STATED TASK
Filter the data for lines with the word "backscattering", then copy every line so identified.

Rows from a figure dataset
□ □ □ □ □ □ □

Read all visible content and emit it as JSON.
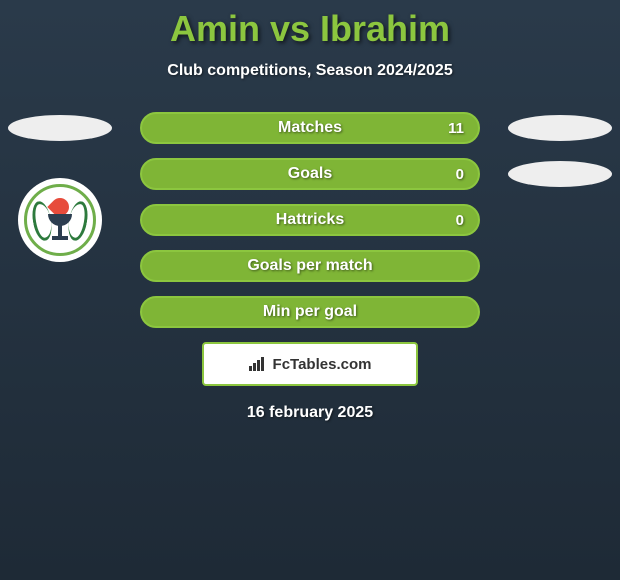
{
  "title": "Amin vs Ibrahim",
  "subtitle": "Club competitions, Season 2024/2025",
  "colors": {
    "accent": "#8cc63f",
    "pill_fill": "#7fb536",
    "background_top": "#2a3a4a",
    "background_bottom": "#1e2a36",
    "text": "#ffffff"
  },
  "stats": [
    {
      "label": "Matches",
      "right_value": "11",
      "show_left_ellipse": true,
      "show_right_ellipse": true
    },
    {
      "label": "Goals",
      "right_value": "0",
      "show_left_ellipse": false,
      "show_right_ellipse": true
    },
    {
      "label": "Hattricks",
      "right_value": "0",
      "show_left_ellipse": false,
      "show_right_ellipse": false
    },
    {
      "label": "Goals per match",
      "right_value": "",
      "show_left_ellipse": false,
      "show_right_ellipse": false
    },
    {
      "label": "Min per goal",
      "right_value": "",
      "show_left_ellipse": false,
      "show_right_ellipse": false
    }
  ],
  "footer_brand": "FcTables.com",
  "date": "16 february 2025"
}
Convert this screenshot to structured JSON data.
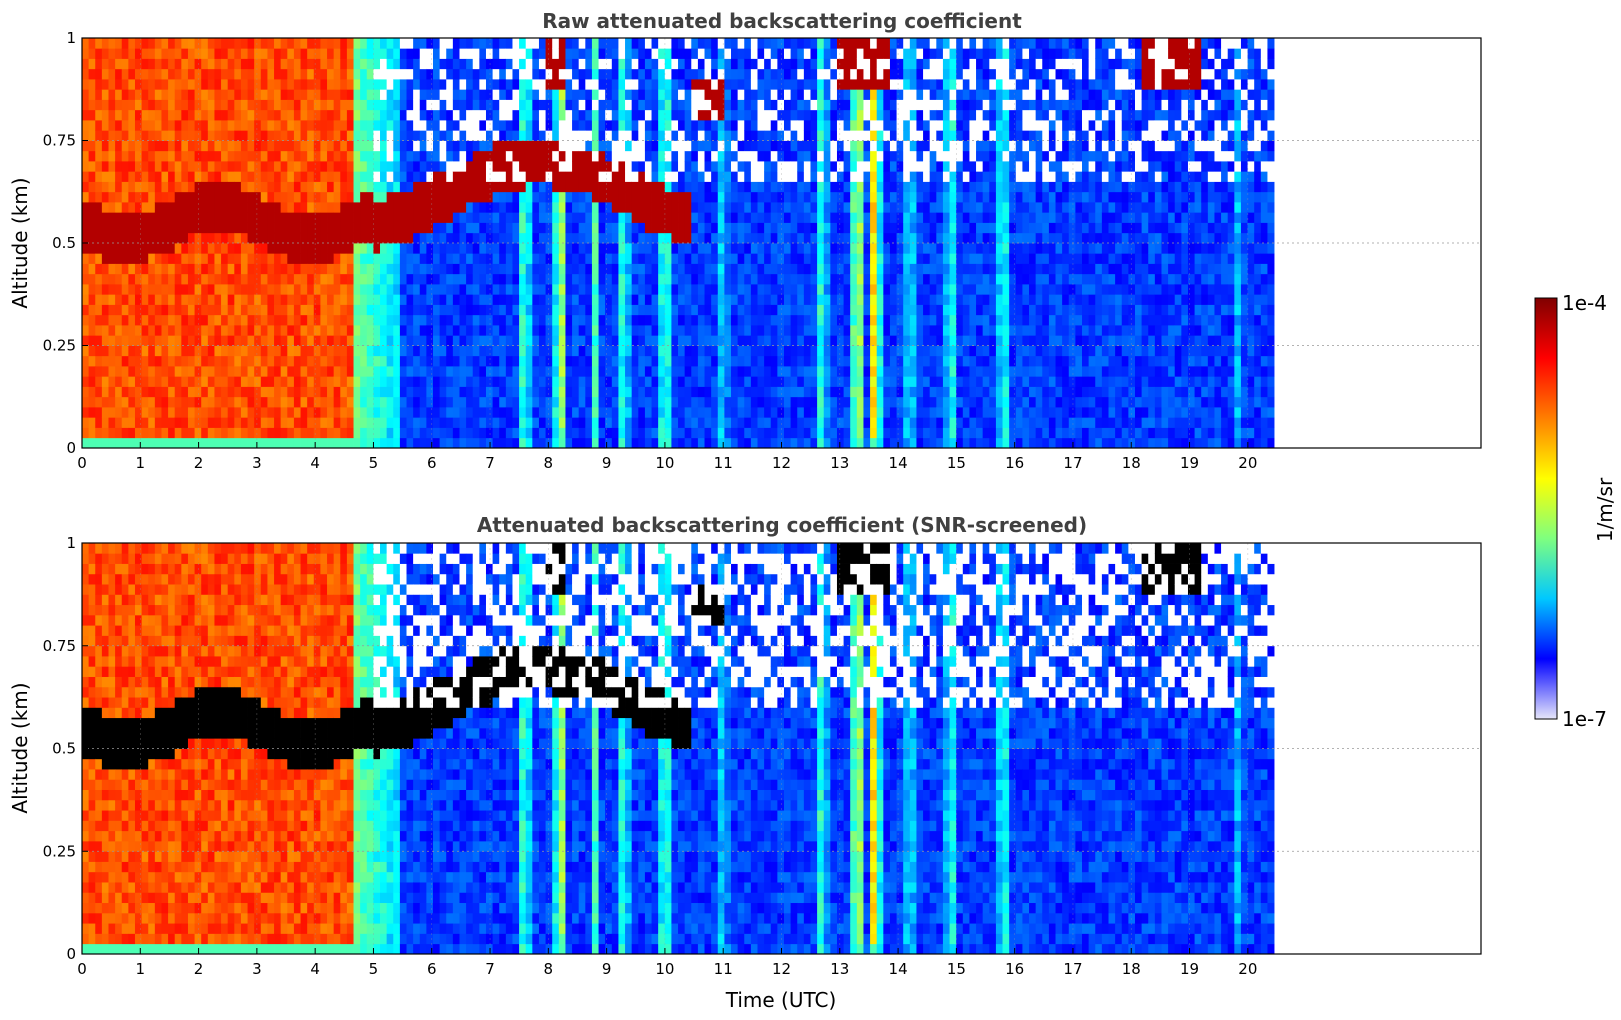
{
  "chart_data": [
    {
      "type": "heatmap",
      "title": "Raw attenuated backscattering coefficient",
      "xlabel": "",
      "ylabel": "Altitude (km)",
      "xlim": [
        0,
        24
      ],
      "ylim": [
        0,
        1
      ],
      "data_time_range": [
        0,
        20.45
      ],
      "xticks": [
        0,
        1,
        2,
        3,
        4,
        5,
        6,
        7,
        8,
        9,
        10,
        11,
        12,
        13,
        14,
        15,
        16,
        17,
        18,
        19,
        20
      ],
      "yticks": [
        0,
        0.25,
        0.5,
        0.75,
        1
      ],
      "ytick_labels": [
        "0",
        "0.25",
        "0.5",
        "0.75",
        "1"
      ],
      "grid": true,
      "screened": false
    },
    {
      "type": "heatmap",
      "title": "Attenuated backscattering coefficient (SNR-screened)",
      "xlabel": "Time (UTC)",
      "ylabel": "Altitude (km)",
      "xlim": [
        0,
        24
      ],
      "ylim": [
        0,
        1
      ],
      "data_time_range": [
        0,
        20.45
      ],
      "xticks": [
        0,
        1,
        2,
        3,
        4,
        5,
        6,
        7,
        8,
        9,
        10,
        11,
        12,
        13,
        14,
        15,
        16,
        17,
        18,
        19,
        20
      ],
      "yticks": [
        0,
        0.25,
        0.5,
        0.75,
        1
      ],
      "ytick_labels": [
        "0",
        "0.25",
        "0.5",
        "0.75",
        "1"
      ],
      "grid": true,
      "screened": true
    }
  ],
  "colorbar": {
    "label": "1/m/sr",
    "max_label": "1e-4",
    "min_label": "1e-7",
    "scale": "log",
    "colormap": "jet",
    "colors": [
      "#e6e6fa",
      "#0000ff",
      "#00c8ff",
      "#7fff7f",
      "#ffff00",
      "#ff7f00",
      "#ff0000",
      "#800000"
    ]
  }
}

□ □ □ □ □ □ □

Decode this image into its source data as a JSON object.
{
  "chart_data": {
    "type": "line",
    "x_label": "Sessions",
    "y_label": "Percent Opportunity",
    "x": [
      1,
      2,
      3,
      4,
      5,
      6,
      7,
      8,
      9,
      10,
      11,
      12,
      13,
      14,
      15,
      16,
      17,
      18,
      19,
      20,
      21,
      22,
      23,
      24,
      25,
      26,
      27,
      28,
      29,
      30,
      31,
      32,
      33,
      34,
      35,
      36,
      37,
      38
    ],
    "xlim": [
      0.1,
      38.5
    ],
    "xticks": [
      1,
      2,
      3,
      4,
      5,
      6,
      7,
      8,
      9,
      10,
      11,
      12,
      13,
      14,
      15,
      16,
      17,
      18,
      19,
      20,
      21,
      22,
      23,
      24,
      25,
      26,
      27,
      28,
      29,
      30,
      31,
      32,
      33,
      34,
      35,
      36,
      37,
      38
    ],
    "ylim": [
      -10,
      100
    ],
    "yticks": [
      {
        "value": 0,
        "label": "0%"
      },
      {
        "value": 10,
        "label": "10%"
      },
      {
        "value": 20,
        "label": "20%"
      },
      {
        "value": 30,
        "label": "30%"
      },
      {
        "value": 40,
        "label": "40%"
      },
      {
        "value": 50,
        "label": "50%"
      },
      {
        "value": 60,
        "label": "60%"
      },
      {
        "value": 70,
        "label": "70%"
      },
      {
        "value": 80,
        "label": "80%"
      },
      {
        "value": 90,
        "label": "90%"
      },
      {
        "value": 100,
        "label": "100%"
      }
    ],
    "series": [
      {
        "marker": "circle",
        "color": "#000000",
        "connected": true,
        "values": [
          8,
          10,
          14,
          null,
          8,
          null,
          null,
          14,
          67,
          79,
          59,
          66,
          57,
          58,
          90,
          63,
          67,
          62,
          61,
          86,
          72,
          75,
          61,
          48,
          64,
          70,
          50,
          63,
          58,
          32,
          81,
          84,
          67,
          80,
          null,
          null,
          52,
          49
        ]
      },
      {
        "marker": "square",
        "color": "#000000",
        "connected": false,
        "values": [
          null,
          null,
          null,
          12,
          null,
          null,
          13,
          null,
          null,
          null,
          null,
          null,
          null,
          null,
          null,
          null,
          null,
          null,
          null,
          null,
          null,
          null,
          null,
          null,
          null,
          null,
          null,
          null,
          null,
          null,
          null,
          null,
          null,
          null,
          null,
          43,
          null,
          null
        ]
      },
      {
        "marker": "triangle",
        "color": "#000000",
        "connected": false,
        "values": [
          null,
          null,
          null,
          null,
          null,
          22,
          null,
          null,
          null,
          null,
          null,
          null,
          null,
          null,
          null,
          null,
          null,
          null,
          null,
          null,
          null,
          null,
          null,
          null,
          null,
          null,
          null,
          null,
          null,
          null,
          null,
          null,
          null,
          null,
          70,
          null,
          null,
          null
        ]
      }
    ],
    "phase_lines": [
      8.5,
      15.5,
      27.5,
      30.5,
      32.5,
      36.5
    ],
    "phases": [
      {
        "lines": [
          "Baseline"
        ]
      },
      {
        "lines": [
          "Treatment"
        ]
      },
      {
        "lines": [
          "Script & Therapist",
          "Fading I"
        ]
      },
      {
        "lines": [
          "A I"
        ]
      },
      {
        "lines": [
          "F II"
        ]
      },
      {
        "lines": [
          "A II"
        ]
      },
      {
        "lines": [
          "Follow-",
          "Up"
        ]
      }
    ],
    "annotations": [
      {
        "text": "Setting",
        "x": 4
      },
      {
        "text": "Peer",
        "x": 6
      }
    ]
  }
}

□ □ □ □ □ □ □

IN RESPONSE
      "title": "Raw attenuated backscattering coefficient",
      "title": "Attenuated backscattering coefficient (SNR-screened)",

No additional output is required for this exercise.